SET PROBLEM: Render the following material again verbatim, leaving nothing out.

Dataset items:
------------------------------------

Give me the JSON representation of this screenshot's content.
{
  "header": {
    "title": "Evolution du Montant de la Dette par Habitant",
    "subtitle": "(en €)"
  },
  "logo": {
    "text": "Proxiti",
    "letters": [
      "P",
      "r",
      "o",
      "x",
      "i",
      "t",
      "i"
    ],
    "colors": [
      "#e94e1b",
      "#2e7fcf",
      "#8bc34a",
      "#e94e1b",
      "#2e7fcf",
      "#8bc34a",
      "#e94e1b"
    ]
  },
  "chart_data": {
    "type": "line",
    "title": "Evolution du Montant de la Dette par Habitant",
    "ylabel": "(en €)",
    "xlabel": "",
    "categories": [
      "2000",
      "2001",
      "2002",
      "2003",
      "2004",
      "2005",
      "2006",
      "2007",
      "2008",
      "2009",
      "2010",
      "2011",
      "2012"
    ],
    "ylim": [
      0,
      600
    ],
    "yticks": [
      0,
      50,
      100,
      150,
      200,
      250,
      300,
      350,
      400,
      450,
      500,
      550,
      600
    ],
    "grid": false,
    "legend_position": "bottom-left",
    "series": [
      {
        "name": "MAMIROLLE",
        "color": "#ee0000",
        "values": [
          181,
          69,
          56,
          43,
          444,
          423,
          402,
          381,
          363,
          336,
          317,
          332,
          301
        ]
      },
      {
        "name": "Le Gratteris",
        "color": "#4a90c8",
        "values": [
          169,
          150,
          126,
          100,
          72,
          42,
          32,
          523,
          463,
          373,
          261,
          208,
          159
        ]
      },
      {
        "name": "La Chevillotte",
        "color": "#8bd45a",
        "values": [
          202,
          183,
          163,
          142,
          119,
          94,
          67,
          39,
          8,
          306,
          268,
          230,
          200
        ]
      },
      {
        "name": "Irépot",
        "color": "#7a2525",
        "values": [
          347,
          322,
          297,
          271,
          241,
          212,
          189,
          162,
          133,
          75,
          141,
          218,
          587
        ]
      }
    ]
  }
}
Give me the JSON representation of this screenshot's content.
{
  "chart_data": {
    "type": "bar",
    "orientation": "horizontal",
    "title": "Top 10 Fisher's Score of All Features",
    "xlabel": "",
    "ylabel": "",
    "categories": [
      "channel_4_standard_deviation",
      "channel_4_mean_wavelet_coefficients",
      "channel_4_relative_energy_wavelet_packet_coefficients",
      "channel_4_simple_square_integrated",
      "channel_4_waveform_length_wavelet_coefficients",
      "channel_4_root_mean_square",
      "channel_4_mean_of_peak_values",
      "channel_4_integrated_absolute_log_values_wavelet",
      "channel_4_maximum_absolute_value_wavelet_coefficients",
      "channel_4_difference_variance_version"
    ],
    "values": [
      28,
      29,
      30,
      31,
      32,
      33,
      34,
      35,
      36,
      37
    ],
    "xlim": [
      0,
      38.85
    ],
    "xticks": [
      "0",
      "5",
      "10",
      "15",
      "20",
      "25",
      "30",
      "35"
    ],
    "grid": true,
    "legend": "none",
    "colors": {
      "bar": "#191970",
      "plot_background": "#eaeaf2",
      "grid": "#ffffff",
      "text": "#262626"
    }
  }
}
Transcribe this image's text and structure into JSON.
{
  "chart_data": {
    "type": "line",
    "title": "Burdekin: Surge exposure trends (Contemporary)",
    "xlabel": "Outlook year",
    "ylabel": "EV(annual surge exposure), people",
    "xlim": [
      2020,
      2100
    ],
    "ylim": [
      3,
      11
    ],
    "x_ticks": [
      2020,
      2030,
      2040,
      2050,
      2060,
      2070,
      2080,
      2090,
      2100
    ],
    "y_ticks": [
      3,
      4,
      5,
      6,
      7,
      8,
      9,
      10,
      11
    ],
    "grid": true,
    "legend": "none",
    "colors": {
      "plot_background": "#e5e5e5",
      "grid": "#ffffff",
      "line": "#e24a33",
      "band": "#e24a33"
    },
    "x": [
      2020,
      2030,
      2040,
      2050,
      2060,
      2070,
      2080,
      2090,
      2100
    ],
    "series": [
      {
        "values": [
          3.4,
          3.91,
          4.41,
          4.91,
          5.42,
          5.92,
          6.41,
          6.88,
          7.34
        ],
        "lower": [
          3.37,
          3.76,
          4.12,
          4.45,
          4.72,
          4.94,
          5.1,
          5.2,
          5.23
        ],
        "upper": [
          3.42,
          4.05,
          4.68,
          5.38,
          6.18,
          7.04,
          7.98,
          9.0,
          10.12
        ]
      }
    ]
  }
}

------------------------------------

EXERCISE OUTPUT:
Give me the JSON representation of this screenshot's content.
{
  "header": {
    "title": "Evolution du Montant de la Dette par Habitant",
    "subtitle": "(en €)"
  },
  "logo": {
    "text": "Proxiti",
    "letters": [
      "P",
      "r",
      "o",
      "x",
      "i",
      "t",
      "i"
    ],
    "colors": [
      "#e94e1b",
      "#2e7fcf",
      "#8bc34a",
      "#e94e1b",
      "#2e7fcf",
      "#8bc34a",
      "#e94e1b"
    ]
  },
  "chart_data": {
    "type": "line",
    "title": "Evolution du Montant de la Dette par Habitant",
    "ylabel": "(en €)",
    "xlabel": "",
    "categories": [
      "2000",
      "2001",
      "2002",
      "2003",
      "2004",
      "2005",
      "2006",
      "2007",
      "2008",
      "2009",
      "2010",
      "2011",
      "2012"
    ],
    "ylim": [
      0,
      600
    ],
    "yticks": [
      0,
      50,
      100,
      150,
      200,
      250,
      300,
      350,
      400,
      450,
      500,
      550,
      600
    ],
    "grid": false,
    "legend_position": "bottom-left",
    "series": [
      {
        "name": "MAMIROLLE",
        "color": "#ee0000",
        "values": [
          181,
          69,
          56,
          43,
          444,
          423,
          402,
          381,
          363,
          336,
          317,
          332,
          301
        ]
      },
      {
        "name": "Le Gratteris",
        "color": "#4a90c8",
        "values": [
          169,
          150,
          126,
          100,
          72,
          42,
          32,
          523,
          463,
          373,
          261,
          208,
          159
        ]
      },
      {
        "name": "La Chevillotte",
        "color": "#8bd45a",
        "values": [
          202,
          183,
          163,
          142,
          119,
          94,
          67,
          39,
          8,
          306,
          268,
          230,
          200
        ]
      },
      {
        "name": "Irépot",
        "color": "#7a2525",
        "values": [
          347,
          322,
          297,
          271,
          241,
          212,
          189,
          162,
          133,
          75,
          141,
          218,
          587
        ]
      }
    ]
  }
}
Give me the JSON representation of this screenshot's content.
{
  "chart_data": {
    "type": "bar",
    "orientation": "horizontal",
    "title": "Top 10 Fisher's Score of All Features",
    "xlabel": "",
    "ylabel": "",
    "categories": [
      "channel_4_standard_deviation",
      "channel_4_mean_wavelet_coefficients",
      "channel_4_relative_energy_wavelet_packet_coefficients",
      "channel_4_simple_square_integrated",
      "channel_4_waveform_length_wavelet_coefficients",
      "channel_4_root_mean_square",
      "channel_4_mean_of_peak_values",
      "channel_4_integrated_absolute_log_values_wavelet",
      "channel_4_maximum_absolute_value_wavelet_coefficients",
      "channel_4_difference_variance_version"
    ],
    "values": [
      28,
      29,
      30,
      31,
      32,
      33,
      34,
      35,
      36,
      37
    ],
    "xlim": [
      0,
      38.85
    ],
    "xticks": [
      "0",
      "5",
      "10",
      "15",
      "20",
      "25",
      "30",
      "35"
    ],
    "grid": true,
    "legend": "none",
    "colors": {
      "bar": "#191970",
      "plot_background": "#eaeaf2",
      "grid": "#ffffff",
      "text": "#262626"
    }
  }
}
Transcribe this image's text and structure into JSON.
{
  "chart_data": {
    "type": "line",
    "title": "Burdekin: Surge exposure trends (Contemporary)",
    "xlabel": "Outlook year",
    "ylabel": "EV(annual surge exposure), people",
    "xlim": [
      2020,
      2100
    ],
    "ylim": [
      3,
      11
    ],
    "x_ticks": [
      2020,
      2030,
      2040,
      2050,
      2060,
      2070,
      2080,
      2090,
      2100
    ],
    "y_ticks": [
      3,
      4,
      5,
      6,
      7,
      8,
      9,
      10,
      11
    ],
    "grid": true,
    "legend": "none",
    "colors": {
      "plot_background": "#e5e5e5",
      "grid": "#ffffff",
      "line": "#e24a33",
      "band": "#e24a33"
    },
    "x": [
      2020,
      2030,
      2040,
      2050,
      2060,
      2070,
      2080,
      2090,
      2100
    ],
    "series": [
      {
        "values": [
          3.4,
          3.91,
          4.41,
          4.91,
          5.42,
          5.92,
          6.41,
          6.88,
          7.34
        ],
        "lower": [
          3.37,
          3.76,
          4.12,
          4.45,
          4.72,
          4.94,
          5.1,
          5.2,
          5.23
        ],
        "upper": [
          3.42,
          4.05,
          4.68,
          5.38,
          6.18,
          7.04,
          7.98,
          9.0,
          10.12
        ]
      }
    ]
  }
}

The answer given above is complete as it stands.